## Short task
Note how many lines include the word "YOLDA", and give that number by itself.

## Records provided
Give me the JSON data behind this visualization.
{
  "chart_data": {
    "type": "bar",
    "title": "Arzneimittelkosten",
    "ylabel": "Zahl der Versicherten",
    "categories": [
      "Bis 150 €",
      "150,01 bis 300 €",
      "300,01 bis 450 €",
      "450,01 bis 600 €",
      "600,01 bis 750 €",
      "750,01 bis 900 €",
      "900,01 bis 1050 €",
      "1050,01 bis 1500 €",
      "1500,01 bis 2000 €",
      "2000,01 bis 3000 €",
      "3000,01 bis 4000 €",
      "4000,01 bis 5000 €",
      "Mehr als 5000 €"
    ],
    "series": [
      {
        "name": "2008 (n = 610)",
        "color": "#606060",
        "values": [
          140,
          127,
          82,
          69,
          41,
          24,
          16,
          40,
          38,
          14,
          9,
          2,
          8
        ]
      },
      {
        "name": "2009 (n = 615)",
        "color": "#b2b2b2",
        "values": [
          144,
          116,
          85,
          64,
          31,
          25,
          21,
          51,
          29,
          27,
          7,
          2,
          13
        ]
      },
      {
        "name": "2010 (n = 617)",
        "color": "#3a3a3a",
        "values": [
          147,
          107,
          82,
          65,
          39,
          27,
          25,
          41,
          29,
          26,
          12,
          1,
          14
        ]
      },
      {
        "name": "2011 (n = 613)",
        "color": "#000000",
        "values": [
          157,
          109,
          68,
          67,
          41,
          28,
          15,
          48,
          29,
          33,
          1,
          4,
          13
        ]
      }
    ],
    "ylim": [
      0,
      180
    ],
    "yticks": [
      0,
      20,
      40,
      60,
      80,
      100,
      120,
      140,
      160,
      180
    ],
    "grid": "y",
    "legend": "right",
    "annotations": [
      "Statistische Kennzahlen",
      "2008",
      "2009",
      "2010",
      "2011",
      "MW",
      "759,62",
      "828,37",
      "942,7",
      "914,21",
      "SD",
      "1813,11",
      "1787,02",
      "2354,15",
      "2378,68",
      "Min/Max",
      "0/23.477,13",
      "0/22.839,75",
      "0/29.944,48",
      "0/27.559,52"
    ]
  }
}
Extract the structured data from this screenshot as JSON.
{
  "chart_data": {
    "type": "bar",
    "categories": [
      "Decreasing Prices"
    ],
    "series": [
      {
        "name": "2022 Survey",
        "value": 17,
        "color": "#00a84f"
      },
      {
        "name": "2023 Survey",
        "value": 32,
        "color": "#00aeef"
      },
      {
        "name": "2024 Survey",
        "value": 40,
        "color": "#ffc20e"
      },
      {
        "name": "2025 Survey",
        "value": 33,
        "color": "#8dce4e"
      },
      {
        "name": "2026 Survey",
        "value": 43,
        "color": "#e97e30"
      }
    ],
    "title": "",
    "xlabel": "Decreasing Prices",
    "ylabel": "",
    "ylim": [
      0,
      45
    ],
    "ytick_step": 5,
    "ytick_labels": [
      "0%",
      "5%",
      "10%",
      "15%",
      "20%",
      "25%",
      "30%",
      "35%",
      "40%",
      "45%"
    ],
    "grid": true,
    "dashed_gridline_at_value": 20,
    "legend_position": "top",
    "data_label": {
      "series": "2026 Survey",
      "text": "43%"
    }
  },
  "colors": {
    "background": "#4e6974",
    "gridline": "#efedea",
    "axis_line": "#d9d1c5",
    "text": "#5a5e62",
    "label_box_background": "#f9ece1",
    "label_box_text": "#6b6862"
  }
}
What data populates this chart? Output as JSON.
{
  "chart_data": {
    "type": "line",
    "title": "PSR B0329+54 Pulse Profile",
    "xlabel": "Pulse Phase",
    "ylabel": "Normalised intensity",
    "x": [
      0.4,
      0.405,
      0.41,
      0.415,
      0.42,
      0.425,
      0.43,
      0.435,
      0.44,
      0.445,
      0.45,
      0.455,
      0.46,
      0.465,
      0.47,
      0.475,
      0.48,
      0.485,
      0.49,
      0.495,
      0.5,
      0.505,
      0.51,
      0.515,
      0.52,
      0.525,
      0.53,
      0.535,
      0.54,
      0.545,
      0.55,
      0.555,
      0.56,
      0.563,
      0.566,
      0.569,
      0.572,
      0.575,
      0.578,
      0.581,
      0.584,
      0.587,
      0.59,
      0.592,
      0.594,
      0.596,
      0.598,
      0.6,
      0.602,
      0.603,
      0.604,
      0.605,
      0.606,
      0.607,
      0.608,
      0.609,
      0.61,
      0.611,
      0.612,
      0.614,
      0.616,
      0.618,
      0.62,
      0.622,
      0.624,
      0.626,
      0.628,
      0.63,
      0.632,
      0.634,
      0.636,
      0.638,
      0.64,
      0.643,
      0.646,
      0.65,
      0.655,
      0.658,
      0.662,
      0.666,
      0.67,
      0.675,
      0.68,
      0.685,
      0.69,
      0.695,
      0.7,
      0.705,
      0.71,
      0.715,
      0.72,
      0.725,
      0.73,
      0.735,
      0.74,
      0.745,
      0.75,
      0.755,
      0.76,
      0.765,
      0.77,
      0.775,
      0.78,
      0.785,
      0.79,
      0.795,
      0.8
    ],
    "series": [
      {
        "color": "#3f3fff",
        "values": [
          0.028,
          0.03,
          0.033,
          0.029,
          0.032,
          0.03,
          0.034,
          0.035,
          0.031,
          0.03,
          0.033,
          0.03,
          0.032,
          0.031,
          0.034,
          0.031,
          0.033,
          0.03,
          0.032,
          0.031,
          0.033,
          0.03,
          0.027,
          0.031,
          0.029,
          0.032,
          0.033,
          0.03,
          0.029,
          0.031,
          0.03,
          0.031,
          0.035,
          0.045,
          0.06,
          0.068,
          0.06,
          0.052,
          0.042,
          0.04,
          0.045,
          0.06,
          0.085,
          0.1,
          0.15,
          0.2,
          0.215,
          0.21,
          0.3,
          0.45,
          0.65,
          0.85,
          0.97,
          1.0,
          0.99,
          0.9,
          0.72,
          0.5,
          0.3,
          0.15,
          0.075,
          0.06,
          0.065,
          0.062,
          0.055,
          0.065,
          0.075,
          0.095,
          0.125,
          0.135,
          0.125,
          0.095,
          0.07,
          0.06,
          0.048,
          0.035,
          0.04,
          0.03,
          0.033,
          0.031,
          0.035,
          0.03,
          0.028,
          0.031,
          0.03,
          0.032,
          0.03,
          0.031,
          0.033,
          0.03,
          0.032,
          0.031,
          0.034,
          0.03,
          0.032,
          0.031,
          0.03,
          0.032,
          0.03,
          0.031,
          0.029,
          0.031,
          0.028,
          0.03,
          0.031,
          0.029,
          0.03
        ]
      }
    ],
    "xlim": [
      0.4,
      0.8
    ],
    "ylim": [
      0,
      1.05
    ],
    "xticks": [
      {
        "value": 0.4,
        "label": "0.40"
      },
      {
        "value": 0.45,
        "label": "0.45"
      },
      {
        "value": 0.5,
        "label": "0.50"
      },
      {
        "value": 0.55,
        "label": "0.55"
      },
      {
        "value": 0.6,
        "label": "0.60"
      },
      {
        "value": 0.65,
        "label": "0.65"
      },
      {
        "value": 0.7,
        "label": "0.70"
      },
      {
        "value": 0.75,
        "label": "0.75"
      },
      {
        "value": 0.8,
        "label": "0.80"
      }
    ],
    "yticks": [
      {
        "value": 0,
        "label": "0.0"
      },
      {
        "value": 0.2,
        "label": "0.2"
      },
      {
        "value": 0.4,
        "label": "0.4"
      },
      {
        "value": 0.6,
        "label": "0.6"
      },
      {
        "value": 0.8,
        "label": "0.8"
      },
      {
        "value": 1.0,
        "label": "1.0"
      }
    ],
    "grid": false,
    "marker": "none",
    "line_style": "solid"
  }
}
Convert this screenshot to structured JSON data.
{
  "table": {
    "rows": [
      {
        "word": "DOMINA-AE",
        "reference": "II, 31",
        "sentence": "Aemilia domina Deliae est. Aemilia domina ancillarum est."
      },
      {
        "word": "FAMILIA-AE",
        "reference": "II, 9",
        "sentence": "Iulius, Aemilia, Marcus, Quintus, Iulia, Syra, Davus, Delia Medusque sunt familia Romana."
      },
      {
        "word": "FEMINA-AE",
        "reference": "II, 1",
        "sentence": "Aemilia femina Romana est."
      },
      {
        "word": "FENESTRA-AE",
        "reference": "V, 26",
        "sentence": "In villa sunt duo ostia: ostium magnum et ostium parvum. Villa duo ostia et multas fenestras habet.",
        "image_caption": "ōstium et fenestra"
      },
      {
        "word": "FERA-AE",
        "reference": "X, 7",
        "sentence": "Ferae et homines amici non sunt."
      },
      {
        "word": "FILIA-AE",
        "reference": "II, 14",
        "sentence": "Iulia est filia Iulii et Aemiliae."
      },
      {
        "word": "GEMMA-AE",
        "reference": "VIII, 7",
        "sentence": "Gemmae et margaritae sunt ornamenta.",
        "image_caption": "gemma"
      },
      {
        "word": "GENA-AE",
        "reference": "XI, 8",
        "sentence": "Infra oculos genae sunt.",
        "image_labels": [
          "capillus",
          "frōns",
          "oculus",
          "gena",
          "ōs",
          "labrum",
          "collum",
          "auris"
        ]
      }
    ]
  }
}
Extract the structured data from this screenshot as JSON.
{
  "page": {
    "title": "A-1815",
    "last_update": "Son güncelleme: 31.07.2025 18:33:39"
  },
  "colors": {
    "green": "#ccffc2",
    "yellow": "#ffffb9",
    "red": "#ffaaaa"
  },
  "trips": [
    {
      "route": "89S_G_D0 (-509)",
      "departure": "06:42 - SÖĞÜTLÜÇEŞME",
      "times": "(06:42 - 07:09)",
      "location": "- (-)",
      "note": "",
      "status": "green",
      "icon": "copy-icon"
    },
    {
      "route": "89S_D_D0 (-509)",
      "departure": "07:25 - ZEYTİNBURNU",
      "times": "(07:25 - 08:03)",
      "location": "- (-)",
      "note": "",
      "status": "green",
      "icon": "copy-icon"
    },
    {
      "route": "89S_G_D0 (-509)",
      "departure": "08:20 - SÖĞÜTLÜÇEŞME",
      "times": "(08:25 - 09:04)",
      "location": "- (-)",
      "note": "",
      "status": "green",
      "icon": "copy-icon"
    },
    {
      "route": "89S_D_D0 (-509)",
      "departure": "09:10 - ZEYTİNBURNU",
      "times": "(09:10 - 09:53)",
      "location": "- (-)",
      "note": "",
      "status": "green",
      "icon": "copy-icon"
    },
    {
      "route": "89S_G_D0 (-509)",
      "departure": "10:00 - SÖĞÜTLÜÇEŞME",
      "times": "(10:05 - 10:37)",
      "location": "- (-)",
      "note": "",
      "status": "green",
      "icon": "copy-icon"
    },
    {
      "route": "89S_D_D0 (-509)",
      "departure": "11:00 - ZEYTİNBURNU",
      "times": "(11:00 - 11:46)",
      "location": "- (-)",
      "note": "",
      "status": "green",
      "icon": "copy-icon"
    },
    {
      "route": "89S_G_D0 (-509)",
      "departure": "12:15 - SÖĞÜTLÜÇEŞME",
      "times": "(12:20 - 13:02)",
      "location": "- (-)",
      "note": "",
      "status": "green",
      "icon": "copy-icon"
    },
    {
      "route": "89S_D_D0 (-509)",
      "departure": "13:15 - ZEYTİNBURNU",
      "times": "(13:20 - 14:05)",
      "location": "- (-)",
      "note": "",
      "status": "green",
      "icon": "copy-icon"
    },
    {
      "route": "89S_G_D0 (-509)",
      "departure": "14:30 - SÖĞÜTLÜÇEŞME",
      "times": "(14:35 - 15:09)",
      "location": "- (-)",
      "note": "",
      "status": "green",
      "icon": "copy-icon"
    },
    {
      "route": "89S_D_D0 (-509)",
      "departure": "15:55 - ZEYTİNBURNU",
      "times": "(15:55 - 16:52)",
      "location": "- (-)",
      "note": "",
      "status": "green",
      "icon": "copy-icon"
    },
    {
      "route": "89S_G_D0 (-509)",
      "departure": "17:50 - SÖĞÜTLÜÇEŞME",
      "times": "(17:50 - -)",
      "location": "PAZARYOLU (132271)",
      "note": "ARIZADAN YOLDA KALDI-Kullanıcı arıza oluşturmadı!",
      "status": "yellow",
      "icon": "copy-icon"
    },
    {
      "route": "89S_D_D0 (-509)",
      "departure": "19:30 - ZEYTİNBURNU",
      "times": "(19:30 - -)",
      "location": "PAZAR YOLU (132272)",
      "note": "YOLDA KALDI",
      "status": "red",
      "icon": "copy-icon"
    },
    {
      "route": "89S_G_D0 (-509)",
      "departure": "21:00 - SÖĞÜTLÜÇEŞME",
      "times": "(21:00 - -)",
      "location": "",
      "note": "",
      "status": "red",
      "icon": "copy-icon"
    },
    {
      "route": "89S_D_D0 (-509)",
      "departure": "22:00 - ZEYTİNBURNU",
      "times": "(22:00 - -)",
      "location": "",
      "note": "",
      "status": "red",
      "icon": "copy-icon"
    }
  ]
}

## Solution to the problem
2